** START Source material **

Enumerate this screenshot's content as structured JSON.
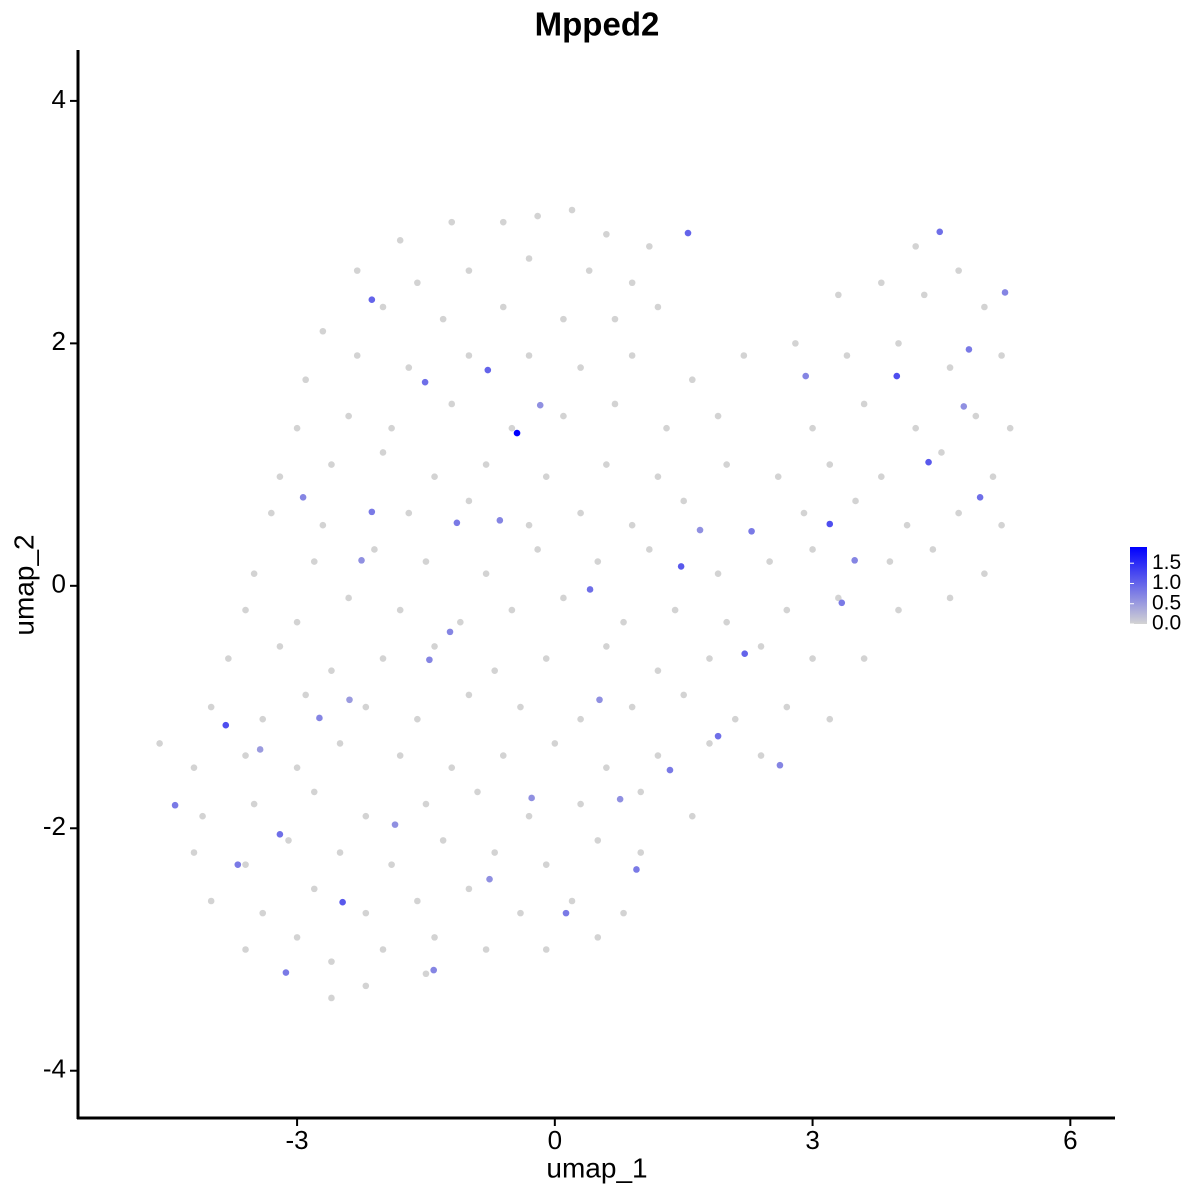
{
  "chart_data": {
    "type": "scatter",
    "title": "Mpped2",
    "x_label": "umap_1",
    "y_label": "umap_2",
    "xlim": [
      -5.55,
      6.52
    ],
    "ylim": [
      -4.39,
      4.42
    ],
    "xticks": [
      -3,
      0,
      3,
      6
    ],
    "yticks": [
      -4,
      -2,
      0,
      2,
      4
    ],
    "color_low": "#d3d3d3",
    "color_high": "#0000ff",
    "colorlim": [
      0,
      1.9
    ],
    "color_ticks": [
      {
        "value": 0,
        "label": "0.0"
      },
      0.5,
      {
        "value": 1,
        "label": "1.0"
      },
      1.5
    ],
    "x": [
      -1.8,
      -1.2,
      -0.6,
      -0.2,
      0.2,
      0.6,
      1.1,
      -2.3,
      -1.6,
      -1.0,
      -0.3,
      0.4,
      0.9,
      4.2,
      4.7,
      -2.7,
      -2.0,
      -1.3,
      -0.6,
      0.1,
      0.7,
      1.2,
      3.3,
      3.8,
      4.3,
      5.0,
      -2.9,
      -2.3,
      -1.7,
      -1.0,
      -0.3,
      0.3,
      0.9,
      1.6,
      2.2,
      2.8,
      3.4,
      4.0,
      4.6,
      5.2,
      -3.0,
      -2.4,
      -1.9,
      -1.2,
      -0.5,
      0.1,
      0.7,
      1.3,
      1.9,
      3.0,
      3.6,
      4.2,
      4.9,
      5.3,
      -3.2,
      -2.6,
      -2.0,
      -1.4,
      -0.8,
      -0.1,
      0.6,
      1.2,
      2.0,
      2.6,
      3.2,
      3.8,
      4.5,
      5.1,
      -3.3,
      -2.7,
      -1.7,
      -1.0,
      -0.3,
      0.3,
      0.9,
      1.5,
      2.9,
      3.5,
      4.1,
      4.7,
      5.2,
      -3.5,
      -2.8,
      -2.1,
      -1.5,
      -0.8,
      -0.2,
      0.5,
      1.1,
      1.9,
      2.5,
      3.0,
      3.9,
      4.4,
      5.0,
      -3.6,
      -3.0,
      -2.4,
      -1.8,
      -1.1,
      -0.5,
      0.1,
      0.8,
      1.4,
      2.0,
      2.7,
      3.3,
      4.0,
      4.6,
      -3.8,
      -3.2,
      -2.6,
      -2.0,
      -1.4,
      -0.7,
      -0.1,
      0.6,
      1.2,
      1.8,
      2.4,
      3.0,
      3.6,
      -4.0,
      -3.4,
      -2.9,
      -2.2,
      -1.6,
      -1.0,
      -0.4,
      0.3,
      0.9,
      1.5,
      2.1,
      2.7,
      3.2,
      -4.6,
      -4.2,
      -3.6,
      -3.0,
      -2.5,
      -1.8,
      -1.2,
      -0.6,
      0.0,
      0.6,
      1.2,
      1.8,
      2.4,
      -4.1,
      -3.5,
      -2.8,
      -2.2,
      -1.5,
      -0.9,
      -0.3,
      0.3,
      1.0,
      1.6,
      -4.2,
      -3.6,
      -3.1,
      -2.5,
      -1.9,
      -1.3,
      -0.7,
      -0.1,
      0.5,
      1.0,
      -4.0,
      -3.4,
      -2.8,
      -2.2,
      -1.6,
      -1.0,
      -0.4,
      0.2,
      0.8,
      -3.6,
      -3.0,
      -2.6,
      -2.0,
      -1.4,
      -0.8,
      -0.1,
      0.5,
      -2.6,
      -2.2,
      -1.5,
      -0.44,
      1.55,
      -3.83,
      -4.42,
      -2.13,
      -1.51,
      -0.78,
      -1.14,
      -2.13,
      -2.93,
      1.47,
      3.2,
      3.98,
      4.35,
      4.48,
      4.82,
      4.95,
      5.24,
      2.21,
      1.9,
      1.34,
      0.41,
      -0.64,
      -2.47,
      -3.2,
      -3.13,
      -1.41,
      0.13,
      0.95,
      -1.46,
      -2.74,
      -3.69,
      2.62,
      3.34,
      3.49,
      2.92,
      4.76,
      2.29,
      -0.17,
      -2.25,
      -1.22,
      -1.86,
      -0.76,
      0.76,
      -0.27,
      1.69,
      0.52,
      -3.43,
      -2.39
    ],
    "y": [
      2.85,
      3.0,
      3.0,
      3.05,
      3.1,
      2.9,
      2.8,
      2.6,
      2.5,
      2.6,
      2.7,
      2.6,
      2.5,
      2.8,
      2.6,
      2.1,
      2.3,
      2.2,
      2.3,
      2.2,
      2.2,
      2.3,
      2.4,
      2.5,
      2.4,
      2.3,
      1.7,
      1.9,
      1.8,
      1.9,
      1.9,
      1.8,
      1.9,
      1.7,
      1.9,
      2.0,
      1.9,
      2.0,
      1.8,
      1.9,
      1.3,
      1.4,
      1.3,
      1.5,
      1.3,
      1.4,
      1.5,
      1.3,
      1.4,
      1.3,
      1.5,
      1.3,
      1.4,
      1.3,
      0.9,
      1.0,
      1.1,
      0.9,
      1.0,
      0.9,
      1.0,
      0.9,
      1.0,
      0.9,
      1.0,
      0.9,
      1.1,
      0.9,
      0.6,
      0.5,
      0.6,
      0.7,
      0.5,
      0.6,
      0.5,
      0.7,
      0.6,
      0.7,
      0.5,
      0.6,
      0.5,
      0.1,
      0.2,
      0.3,
      0.2,
      0.1,
      0.3,
      0.2,
      0.3,
      0.1,
      0.2,
      0.3,
      0.2,
      0.3,
      0.1,
      -0.2,
      -0.3,
      -0.1,
      -0.2,
      -0.3,
      -0.2,
      -0.1,
      -0.3,
      -0.2,
      -0.3,
      -0.2,
      -0.1,
      -0.2,
      -0.1,
      -0.6,
      -0.5,
      -0.7,
      -0.6,
      -0.5,
      -0.7,
      -0.6,
      -0.5,
      -0.7,
      -0.6,
      -0.5,
      -0.6,
      -0.6,
      -1.0,
      -1.1,
      -0.9,
      -1.0,
      -1.1,
      -0.9,
      -1.0,
      -1.1,
      -1.0,
      -0.9,
      -1.1,
      -1.0,
      -1.1,
      -1.3,
      -1.5,
      -1.4,
      -1.5,
      -1.3,
      -1.4,
      -1.5,
      -1.4,
      -1.3,
      -1.5,
      -1.4,
      -1.3,
      -1.4,
      -1.9,
      -1.8,
      -1.7,
      -1.9,
      -1.8,
      -1.7,
      -1.9,
      -1.8,
      -1.7,
      -1.9,
      -2.2,
      -2.3,
      -2.1,
      -2.2,
      -2.3,
      -2.1,
      -2.2,
      -2.3,
      -2.1,
      -2.2,
      -2.6,
      -2.7,
      -2.5,
      -2.7,
      -2.6,
      -2.5,
      -2.7,
      -2.6,
      -2.7,
      -3.0,
      -2.9,
      -3.1,
      -3.0,
      -2.9,
      -3.0,
      -3.0,
      -2.9,
      -3.4,
      -3.3,
      -3.2,
      1.26,
      2.91,
      -1.15,
      -1.81,
      2.36,
      1.68,
      1.78,
      0.52,
      0.61,
      0.73,
      0.16,
      0.51,
      1.73,
      1.02,
      2.92,
      1.95,
      0.73,
      2.42,
      -0.56,
      -1.24,
      -1.52,
      -0.03,
      0.54,
      -2.61,
      -2.05,
      -3.19,
      -3.17,
      -2.7,
      -2.34,
      -0.61,
      -1.09,
      -2.3,
      -1.48,
      -0.14,
      0.21,
      1.73,
      1.48,
      0.45,
      1.49,
      0.21,
      -0.38,
      -1.97,
      -2.42,
      -1.76,
      -1.75,
      0.46,
      -0.94,
      -1.35,
      -0.94
    ],
    "values": [
      0,
      0,
      0,
      0,
      0,
      0,
      0,
      0,
      0,
      0,
      0,
      0,
      0,
      0,
      0,
      0,
      0,
      0,
      0,
      0,
      0,
      0,
      0,
      0,
      0,
      0,
      0,
      0,
      0,
      0,
      0,
      0,
      0,
      0,
      0,
      0,
      0,
      0,
      0,
      0,
      0,
      0,
      0,
      0,
      0,
      0,
      0,
      0,
      0,
      0,
      0,
      0,
      0,
      0,
      0,
      0,
      0,
      0,
      0,
      0,
      0,
      0,
      0,
      0,
      0,
      0,
      0,
      0,
      0,
      0,
      0,
      0,
      0,
      0,
      0,
      0,
      0,
      0,
      0,
      0,
      0,
      0,
      0,
      0,
      0,
      0,
      0,
      0,
      0,
      0,
      0,
      0,
      0,
      0,
      0,
      0,
      0,
      0,
      0,
      0,
      0,
      0,
      0,
      0,
      0,
      0,
      0,
      0,
      0,
      0,
      0,
      0,
      0,
      0,
      0,
      0,
      0,
      0,
      0,
      0,
      0,
      0,
      0,
      0,
      0,
      0,
      0,
      0,
      0,
      0,
      0,
      0,
      0,
      0,
      0,
      0,
      0,
      0,
      0,
      0,
      0,
      0,
      0,
      0,
      0,
      0,
      0,
      0,
      0,
      0,
      0,
      0,
      0,
      0,
      0,
      0,
      0,
      0,
      0,
      0,
      0,
      0,
      0,
      0,
      0,
      0,
      0,
      0,
      0,
      0,
      0,
      0,
      0,
      0,
      0,
      0,
      0,
      0,
      0,
      0,
      0,
      0,
      0,
      0,
      0,
      0,
      0,
      0,
      1.9,
      1.0,
      1.2,
      0.8,
      1.0,
      0.9,
      1.0,
      0.8,
      0.8,
      0.7,
      1.1,
      1.2,
      1.2,
      1.1,
      0.9,
      0.8,
      0.9,
      0.7,
      1.0,
      0.9,
      0.8,
      0.9,
      0.7,
      1.1,
      0.9,
      0.8,
      0.7,
      0.8,
      0.8,
      0.7,
      0.7,
      0.8,
      0.7,
      0.8,
      0.7,
      0.7,
      0.6,
      0.8,
      0.6,
      0.6,
      0.7,
      0.6,
      0.6,
      0.6,
      0.6,
      0.6,
      0.6,
      0.5,
      0.5
    ]
  }
}
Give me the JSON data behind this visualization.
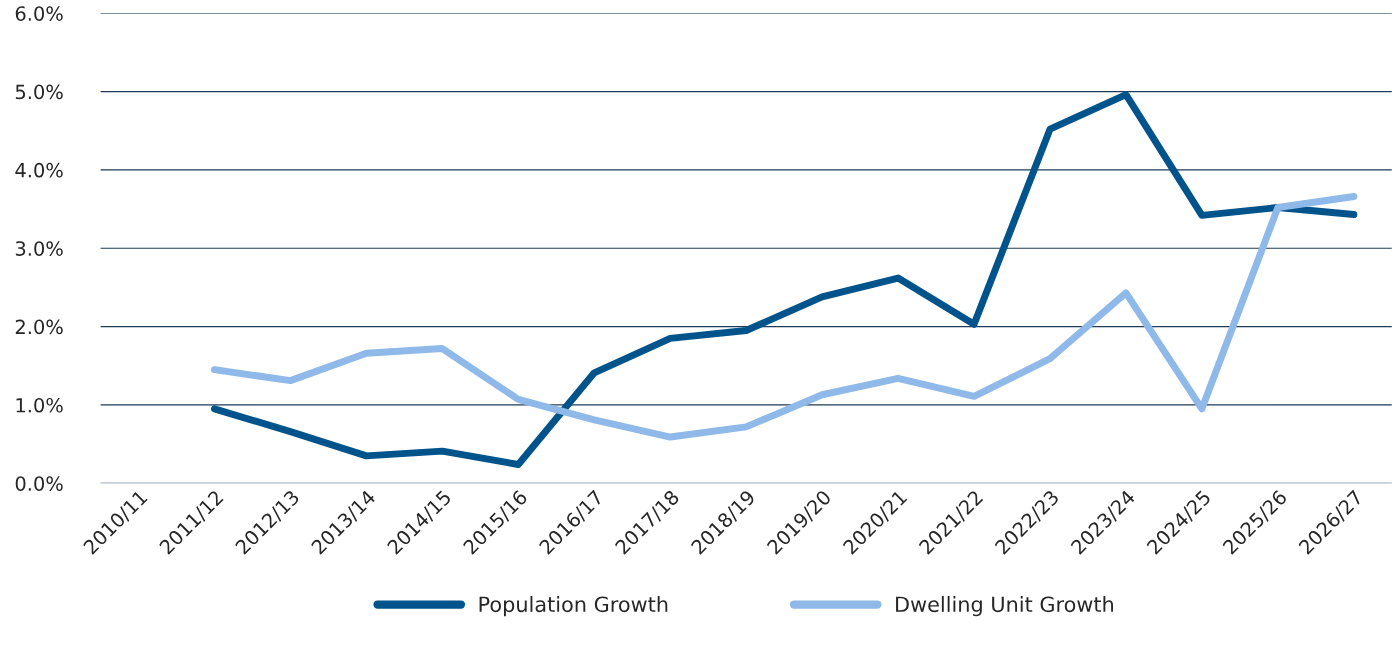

** END Source material **

▶ [Task to complete] Scan the material for lines with the word "this", and copy each line you find.

▶ [Answer to the exercise]
Enumerate this screenshot's content as structured JSON.
Give me the JSON data behind this visualization.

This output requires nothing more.